▶ [OBJETIVO DEL EJERCICIO]: Escribe la continuación del texto sobre los acuerdos arancelarios de Estados Unidos a partir de su última oración.

▶ [FRAGMENTO DEL TEXTO]:
========
El caso de Apple es representativo, ya que es una “empresa estrella” de Estados Unidos, un emblema. En este caso es una empresa transnacional que hasta hace poco organizaba su cadena de producción según criterios puramente económicos, ahora adapta su estrategia a las exigencias del Estado donde opera.
Saqueo disfrazado de acuerdo
Bajo la amenaza de los aranceles, la administración Trump cerró acuerdos con varios países en condiciones que difícilmente pueden describirse como de libre negociación. No son tratados comerciales entre iguales, sino operaciones de saqueo planificadas que subordinan la soberanía económica a la agenda imperialista de Washington.
La Unión Europea aceptó un arancel del 15% a cambio de comprometerse a comprar 750.000 millones de dólares en energía estadounidense —principalmente petróleo, gas natural licuado y combustibles nucleares— en un plazo de tres años, además de prometer 600.000 millones en inversiones en Estados Unidos. Estos compromisos, de magnitud histórica, son señalados como incumplibles, ya que, por un lado equivalen a redirigir más de dos tercios de las exportaciones energéticas totales de Estados Unidos a la UE, y por el otro, no se pueden comprometer o dirigir las inversiones privadas.
En Asia, Corea del Sur redujo su arancel del 25% al 15% tras acordar inversiones por 350.000 millones de dólares en Estados Unidos y la compra de 100.000 millones en gas natural licuado, con la peculiaridad de que gran parte de ese capital adoptará la forma de préstamos y garantías controlados por Washington.
Japón, por su parte, aceptó el mismo arancel del 15% para todas sus exportaciones y prometió un fondo de 550.000 millones de dólares en inversiones en Estados Unidos del que el 90% de las ganancias quedarán bajo control estadounidense. Vietnam evitó un gravamen del 46% reduciéndolo al 20%, eliminando aranceles a productos estadounidenses y permitiendo un arancel del 40% a mercancías de transbordo, lo que apunta directamente a bloquear las rutas de desvío de productos chinos.
En el caso de China, tras aranceles punitivos que alcanzaron el 145% y provocaron una caída del 11% en sus exportaciones hacia Estados Unidos en el primer semestre, se acordó una reducción parcial al 30% en algunos bienes, pero sin eliminar el carácter coercitivo del esquema.
Aranceles ecocidas
Los acuerdos firmados con la Unión Europea, Corea del Sur o Pakistán incluyen compromisos relacionados a la compra o explotación de petróleo. Particularmente alarmante es la promesa de compra de la UE de 750.000 millones de dólares en productos energéticos estadounidenses en tres años, principalmente petróleo.
========
▶ [DATOS PROPORCIONADOS]:
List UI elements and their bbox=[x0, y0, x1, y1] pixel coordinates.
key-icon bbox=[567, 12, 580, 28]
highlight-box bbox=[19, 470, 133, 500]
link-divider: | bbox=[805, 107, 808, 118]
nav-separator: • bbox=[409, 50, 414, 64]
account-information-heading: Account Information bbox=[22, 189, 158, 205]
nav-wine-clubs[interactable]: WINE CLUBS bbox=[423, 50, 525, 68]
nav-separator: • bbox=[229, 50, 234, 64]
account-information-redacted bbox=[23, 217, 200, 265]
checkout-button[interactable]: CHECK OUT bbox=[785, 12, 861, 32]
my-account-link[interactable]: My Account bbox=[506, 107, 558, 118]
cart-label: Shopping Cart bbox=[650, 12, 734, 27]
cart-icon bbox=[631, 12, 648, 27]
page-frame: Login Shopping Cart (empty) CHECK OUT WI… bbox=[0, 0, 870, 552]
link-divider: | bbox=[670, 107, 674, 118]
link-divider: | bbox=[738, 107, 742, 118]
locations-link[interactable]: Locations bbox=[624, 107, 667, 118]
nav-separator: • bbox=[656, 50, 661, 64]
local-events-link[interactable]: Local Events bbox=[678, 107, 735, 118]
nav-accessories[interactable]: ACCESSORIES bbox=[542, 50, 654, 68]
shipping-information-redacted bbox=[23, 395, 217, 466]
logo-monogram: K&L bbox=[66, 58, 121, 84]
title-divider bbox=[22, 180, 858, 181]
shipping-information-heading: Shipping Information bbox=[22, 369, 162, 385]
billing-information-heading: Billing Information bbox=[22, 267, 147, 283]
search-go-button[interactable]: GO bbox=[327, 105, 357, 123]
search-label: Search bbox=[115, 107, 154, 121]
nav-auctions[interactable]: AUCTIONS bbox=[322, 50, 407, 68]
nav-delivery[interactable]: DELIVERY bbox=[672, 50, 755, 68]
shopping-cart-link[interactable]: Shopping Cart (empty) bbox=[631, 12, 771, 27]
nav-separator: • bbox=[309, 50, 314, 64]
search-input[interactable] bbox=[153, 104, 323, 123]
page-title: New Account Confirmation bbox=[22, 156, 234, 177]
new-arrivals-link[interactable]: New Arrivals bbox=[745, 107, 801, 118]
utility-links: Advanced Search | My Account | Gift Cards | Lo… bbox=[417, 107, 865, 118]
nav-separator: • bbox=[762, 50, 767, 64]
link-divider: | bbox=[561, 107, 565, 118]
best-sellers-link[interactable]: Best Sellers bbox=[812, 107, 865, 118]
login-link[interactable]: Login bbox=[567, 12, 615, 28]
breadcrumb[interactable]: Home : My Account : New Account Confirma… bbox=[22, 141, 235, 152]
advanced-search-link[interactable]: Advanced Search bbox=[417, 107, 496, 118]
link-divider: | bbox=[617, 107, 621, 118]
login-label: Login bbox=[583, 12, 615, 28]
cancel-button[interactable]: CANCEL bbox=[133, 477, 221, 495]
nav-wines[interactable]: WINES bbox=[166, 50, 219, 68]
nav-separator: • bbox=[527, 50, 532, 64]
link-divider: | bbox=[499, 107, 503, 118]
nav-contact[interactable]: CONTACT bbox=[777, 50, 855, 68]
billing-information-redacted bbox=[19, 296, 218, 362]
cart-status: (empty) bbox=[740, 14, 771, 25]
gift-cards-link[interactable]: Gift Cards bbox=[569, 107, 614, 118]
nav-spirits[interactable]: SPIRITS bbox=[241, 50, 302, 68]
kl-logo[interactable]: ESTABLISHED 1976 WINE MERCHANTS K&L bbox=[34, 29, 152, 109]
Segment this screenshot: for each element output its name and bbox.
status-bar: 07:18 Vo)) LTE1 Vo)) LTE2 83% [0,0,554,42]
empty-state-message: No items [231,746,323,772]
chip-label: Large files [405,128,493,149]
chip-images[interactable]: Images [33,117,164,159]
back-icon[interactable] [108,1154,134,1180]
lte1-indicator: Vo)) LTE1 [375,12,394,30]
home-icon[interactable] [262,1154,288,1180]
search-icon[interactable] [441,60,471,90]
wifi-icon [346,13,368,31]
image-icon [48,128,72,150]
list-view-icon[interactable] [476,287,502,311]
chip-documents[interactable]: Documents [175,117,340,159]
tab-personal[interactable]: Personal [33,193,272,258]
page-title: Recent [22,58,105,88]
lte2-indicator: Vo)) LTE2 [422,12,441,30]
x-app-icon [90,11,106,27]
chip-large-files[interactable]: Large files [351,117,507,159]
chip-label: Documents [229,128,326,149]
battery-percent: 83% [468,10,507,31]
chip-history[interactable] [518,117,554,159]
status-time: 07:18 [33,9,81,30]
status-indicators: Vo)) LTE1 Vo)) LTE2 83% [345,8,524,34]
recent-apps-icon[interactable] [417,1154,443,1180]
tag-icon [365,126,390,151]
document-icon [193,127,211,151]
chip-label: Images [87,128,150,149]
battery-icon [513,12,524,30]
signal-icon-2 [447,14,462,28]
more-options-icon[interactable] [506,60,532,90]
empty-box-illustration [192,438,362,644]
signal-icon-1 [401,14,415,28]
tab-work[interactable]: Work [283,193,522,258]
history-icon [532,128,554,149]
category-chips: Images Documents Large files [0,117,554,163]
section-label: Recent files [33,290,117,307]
========
▶ [RESPUESTA ESCRITA]:
El acuerdo implica multiplicar por cuatro las actuales exportaciones energéticas estadounidenses, que rondan los 70.000 millones de dólares anuales. Esto es materialmente imposible sin una reestructuración total de su capacidad productora y exportadora. Esta desproporción revela que no estamos ante una transacción comercial normal, sino una imposición.
Pero más allá de eso, en términos climáticos, el acuerdo es abiertamente contradictorio con la necesidad mundial de reducir drásticamente el consumo de combustibles fósiles. Obligar a Europa a incrementar masivamente la compra de estos, especialmente gas de esquisto —producido en un 78% mediante fracking en Estados Unidos—, socava por completo los objetivos del Pacto Verde Europeo, que prometía reducir en un 55% las emisiones para 2030 y alcanzar la neutralidad de carbono en 2050.
El metano liberado en la producción y transporte del GNL tiene un potencial de calentamiento 84 veces mayor que el CO₂ en veinte años, lo que convierte este acuerdo en una bomba climática con sello imperial. La producción de energías renovables en Europa sigue siendo rentable y en expansión, pero este pacto impone una contradirección a las, ya reticentes, medidas ecológicas de la UE.
Se crea una nueva relación de dependencia energética, que sustituye el vasallaje gasífero con Rusia por un vasallaje aún más cínico con Estados Unidos. Ya no se trata de diversificación energética, sino de recolonización del consumo energético europeo, orientado a sostener la industria fósil norteamericana y reforzar el relato trumpista de una «América autosuficiente y dominante».
Instrumentos de dominación imperialista
El modelo de política comercial impuesto por Trump no puede explicarse como una mera respuesta proteccionista a los desequilibrios del comercio internacional. Se trata de un giro estratégico hacia la utilización explícita del comercio como herramienta de dominación imperialista.
En este nuevo “desorden”, los aranceles dejan de funcionar como simples barreras económicas y se transforman en instrumentos de sometimiento geopolítico, mediante los cuales Estados Unidos impone condiciones políticas, diplomáticas e incluso judiciales a terceros países.
Como vimos en los casos de Brasil, India, México o Canadá, las tarifas no se vinculan necesariamente con déficits comerciales, sino con “conductas políticas” que Washington considera inaceptables. Además, en el caso de China se trata de una amenaza a su hegemonía imperialista. Junto con esto, es notable el ataque contra los países que integran los BRICS (Brasil, Rusia, India, China y África del Sur).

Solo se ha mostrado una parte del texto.